__Written exercise__
In the entries, find all lines that hold the word "подпрограммы" and copy them.

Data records
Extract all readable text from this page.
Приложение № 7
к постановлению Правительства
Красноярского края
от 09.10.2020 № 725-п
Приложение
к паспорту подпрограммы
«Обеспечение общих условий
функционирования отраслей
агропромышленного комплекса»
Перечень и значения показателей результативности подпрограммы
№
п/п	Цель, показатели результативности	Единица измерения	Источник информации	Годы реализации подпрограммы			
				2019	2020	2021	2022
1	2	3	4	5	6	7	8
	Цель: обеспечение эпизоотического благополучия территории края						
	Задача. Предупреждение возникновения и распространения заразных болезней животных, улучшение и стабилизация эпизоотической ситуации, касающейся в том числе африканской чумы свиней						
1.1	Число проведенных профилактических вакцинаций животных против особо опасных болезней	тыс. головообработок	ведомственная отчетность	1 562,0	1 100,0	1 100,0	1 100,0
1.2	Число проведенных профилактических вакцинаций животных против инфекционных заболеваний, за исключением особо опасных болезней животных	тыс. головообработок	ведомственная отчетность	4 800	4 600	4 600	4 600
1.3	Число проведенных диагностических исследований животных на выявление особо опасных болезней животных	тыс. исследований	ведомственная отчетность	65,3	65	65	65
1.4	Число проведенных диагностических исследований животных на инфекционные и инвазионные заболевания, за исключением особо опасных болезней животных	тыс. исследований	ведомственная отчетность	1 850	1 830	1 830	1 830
...
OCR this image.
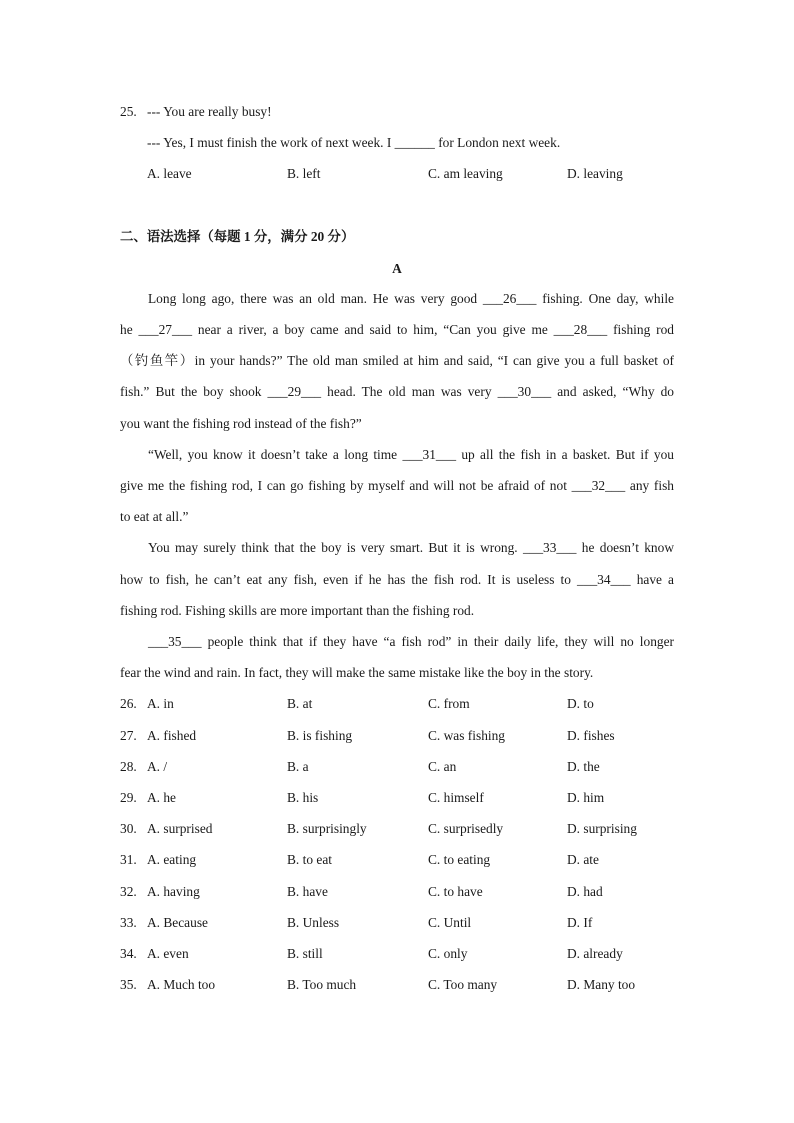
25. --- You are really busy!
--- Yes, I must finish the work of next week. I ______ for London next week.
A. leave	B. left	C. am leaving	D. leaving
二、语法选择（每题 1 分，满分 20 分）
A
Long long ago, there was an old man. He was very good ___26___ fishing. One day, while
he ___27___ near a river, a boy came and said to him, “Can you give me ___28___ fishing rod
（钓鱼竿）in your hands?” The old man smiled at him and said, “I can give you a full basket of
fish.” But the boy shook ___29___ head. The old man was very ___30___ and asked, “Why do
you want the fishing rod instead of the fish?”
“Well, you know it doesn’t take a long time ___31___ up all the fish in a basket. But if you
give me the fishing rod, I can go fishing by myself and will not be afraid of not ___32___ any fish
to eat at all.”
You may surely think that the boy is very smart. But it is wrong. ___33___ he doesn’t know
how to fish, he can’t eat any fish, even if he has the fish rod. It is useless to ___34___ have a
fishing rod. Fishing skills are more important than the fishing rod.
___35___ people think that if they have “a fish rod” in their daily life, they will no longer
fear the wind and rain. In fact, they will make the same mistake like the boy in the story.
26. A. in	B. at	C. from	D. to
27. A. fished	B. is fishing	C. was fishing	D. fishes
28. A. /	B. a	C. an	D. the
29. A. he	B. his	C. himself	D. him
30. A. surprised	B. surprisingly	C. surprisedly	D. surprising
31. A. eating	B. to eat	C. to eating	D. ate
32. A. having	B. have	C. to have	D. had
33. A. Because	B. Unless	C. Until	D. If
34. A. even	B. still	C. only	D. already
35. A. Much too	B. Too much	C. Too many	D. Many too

__Task answer__
к паспорту подпрограммы
Перечень и значения показателей результативности подпрограммы
п/п	Цель, показатели результативности	Единица измерения	Источник информации	Годы реализации подпрограммы			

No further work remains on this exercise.